=== WHAT YOU HAVE TO DO ===
Search the data below for "Green"; list each line that holds it.

=== EXTRACTED ENTRIES ===

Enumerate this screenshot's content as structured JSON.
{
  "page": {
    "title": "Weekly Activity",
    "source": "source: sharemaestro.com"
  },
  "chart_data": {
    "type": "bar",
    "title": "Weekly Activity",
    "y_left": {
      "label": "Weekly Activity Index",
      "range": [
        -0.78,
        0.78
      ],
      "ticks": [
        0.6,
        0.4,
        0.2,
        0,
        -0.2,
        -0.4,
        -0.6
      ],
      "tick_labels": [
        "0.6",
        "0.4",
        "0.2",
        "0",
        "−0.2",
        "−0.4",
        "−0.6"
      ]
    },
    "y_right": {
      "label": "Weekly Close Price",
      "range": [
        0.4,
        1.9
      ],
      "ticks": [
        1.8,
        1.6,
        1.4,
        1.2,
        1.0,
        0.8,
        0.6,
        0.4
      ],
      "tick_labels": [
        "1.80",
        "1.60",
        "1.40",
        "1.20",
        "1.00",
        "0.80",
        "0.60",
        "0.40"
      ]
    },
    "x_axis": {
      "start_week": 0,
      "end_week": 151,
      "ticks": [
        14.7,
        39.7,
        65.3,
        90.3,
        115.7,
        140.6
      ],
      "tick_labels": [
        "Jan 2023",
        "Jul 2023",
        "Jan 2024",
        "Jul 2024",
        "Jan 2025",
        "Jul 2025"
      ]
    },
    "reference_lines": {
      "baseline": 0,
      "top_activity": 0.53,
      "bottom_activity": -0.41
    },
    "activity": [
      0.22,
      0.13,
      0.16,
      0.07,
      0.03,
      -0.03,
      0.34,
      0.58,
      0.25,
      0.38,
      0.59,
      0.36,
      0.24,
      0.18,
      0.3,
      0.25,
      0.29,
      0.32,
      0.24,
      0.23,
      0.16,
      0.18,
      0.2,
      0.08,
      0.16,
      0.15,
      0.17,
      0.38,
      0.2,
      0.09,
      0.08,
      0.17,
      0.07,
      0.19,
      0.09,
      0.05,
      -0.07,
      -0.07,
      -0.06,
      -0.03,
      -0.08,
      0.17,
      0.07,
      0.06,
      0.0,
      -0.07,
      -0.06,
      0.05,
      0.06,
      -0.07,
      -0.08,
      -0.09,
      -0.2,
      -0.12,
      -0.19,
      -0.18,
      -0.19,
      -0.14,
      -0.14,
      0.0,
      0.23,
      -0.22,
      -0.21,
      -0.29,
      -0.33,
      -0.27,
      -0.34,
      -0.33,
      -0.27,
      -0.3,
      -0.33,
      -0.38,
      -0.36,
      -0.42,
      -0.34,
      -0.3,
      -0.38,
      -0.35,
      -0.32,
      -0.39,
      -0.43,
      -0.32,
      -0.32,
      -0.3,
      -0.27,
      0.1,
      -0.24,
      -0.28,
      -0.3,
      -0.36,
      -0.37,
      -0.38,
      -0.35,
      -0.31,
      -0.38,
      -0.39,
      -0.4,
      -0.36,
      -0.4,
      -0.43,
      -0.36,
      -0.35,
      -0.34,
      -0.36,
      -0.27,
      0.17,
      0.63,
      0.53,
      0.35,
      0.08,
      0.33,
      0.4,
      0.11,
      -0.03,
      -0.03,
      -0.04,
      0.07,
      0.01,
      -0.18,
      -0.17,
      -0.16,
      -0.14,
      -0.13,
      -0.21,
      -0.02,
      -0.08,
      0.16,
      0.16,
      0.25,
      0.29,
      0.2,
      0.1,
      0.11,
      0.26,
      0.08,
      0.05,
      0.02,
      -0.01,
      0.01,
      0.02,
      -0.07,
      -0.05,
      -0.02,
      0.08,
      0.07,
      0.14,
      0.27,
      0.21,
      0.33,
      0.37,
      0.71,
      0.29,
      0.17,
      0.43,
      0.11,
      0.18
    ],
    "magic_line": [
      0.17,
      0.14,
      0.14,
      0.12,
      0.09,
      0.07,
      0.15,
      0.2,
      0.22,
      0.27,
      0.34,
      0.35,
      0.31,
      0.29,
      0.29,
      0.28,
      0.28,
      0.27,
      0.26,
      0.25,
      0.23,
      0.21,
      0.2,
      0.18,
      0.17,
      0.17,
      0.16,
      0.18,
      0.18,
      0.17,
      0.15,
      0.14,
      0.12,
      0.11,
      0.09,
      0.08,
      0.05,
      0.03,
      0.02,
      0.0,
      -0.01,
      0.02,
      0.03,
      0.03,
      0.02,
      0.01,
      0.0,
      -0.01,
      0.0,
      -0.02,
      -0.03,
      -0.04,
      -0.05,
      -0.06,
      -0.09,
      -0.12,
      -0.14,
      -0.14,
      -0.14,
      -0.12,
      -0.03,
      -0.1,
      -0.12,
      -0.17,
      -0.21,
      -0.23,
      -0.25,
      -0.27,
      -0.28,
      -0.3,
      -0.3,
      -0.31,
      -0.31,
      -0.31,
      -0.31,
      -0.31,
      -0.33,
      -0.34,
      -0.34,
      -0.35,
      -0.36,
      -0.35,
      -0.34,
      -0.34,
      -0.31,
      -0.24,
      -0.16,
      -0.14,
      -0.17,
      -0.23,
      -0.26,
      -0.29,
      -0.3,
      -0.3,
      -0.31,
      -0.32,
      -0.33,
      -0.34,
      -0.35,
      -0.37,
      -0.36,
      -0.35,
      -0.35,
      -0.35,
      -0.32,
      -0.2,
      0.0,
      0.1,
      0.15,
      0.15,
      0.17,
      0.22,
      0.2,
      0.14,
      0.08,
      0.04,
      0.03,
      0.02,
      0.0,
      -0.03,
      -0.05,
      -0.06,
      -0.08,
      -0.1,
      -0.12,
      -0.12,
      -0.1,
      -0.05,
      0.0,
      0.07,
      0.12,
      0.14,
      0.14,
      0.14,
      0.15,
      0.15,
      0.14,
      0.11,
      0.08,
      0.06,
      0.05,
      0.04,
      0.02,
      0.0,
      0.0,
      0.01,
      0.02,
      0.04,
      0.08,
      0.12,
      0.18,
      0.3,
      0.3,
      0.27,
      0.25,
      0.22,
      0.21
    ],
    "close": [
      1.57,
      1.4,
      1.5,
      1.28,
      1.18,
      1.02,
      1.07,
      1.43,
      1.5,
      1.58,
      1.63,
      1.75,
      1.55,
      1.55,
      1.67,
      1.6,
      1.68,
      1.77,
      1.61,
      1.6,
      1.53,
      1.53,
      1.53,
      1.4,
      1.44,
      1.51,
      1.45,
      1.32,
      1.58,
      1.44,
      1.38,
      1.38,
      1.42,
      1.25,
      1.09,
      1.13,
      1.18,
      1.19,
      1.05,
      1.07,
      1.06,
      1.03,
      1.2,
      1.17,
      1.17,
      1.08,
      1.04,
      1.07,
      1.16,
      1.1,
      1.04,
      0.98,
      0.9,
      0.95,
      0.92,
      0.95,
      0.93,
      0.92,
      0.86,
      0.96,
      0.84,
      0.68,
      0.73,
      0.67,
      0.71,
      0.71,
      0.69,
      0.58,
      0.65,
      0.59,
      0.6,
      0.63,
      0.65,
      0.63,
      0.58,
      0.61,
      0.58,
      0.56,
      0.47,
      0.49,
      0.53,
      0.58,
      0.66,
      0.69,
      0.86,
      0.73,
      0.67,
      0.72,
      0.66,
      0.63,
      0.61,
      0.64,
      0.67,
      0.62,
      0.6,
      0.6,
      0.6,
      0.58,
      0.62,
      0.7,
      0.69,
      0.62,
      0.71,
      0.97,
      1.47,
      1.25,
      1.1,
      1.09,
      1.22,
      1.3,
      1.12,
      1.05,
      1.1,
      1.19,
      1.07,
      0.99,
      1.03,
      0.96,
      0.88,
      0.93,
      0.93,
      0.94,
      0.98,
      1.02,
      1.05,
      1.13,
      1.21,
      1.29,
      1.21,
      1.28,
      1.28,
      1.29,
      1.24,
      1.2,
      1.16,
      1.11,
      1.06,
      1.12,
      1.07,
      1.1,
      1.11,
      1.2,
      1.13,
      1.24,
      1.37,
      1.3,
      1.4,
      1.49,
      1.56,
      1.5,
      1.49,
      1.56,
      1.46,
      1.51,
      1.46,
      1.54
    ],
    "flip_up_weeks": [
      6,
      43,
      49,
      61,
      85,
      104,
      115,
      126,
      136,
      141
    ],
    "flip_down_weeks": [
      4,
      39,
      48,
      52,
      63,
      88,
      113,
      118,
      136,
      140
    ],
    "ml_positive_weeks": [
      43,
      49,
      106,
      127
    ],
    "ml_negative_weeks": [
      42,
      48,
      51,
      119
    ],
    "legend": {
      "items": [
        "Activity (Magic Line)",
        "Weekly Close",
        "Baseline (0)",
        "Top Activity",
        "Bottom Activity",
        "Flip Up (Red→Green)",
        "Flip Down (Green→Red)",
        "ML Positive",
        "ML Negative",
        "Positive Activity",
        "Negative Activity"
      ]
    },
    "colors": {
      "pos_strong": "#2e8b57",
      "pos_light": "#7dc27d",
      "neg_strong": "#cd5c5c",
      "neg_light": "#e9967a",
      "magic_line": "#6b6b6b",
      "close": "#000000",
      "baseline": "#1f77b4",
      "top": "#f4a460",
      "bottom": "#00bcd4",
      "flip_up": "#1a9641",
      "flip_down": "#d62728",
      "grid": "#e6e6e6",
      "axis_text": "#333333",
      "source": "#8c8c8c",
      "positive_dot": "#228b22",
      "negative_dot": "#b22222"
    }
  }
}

=== THE SOLUTION ===
        "Flip Up (Red→Green)",
        "Flip Down (Green→Red)",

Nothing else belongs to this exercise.